Dataset excerpt:
---
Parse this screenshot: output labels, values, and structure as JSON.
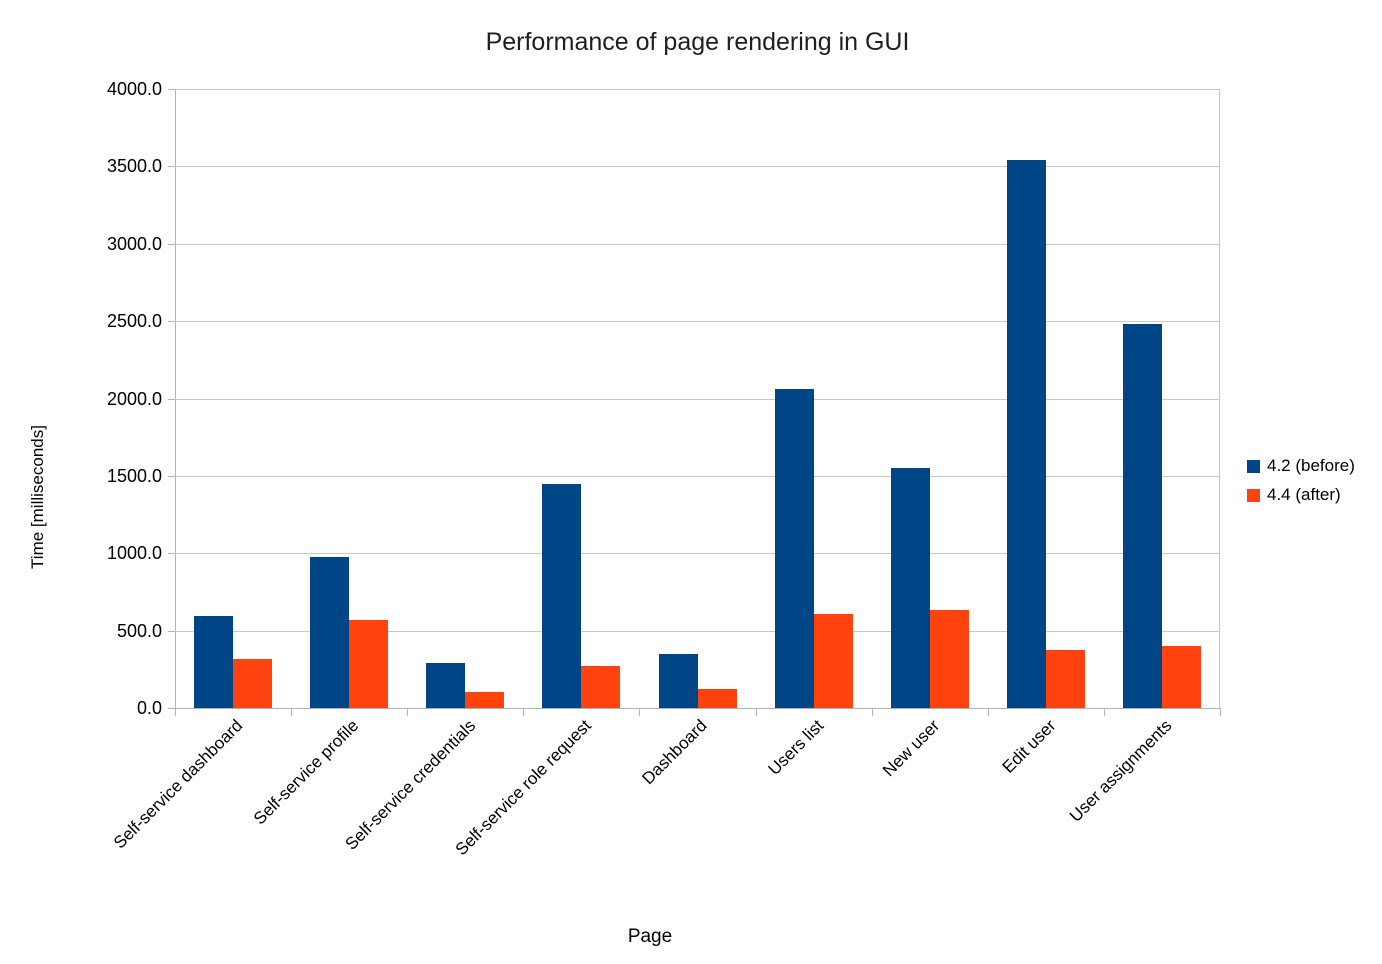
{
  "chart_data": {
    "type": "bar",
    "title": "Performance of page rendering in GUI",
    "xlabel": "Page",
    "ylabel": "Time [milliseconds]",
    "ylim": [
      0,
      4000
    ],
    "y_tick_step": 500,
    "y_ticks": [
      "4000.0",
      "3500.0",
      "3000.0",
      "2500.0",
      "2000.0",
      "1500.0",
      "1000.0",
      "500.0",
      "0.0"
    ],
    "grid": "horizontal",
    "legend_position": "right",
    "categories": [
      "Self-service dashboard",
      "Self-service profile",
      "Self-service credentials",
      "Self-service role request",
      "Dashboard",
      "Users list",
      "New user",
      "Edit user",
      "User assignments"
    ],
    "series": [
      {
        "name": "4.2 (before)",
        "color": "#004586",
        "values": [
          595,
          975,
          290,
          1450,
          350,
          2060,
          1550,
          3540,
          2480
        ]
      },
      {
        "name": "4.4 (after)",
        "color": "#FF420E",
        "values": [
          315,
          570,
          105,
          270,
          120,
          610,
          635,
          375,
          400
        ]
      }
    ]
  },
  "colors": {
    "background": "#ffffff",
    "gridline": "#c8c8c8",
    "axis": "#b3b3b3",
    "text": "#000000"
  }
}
---
• GIVEN EXERCISE: Copy all the lines above that hold the string "service".

• RESPONSE TO THIS EXERCISE:
      "Self-service dashboard",
      "Self-service profile",
      "Self-service credentials",
      "Self-service role request",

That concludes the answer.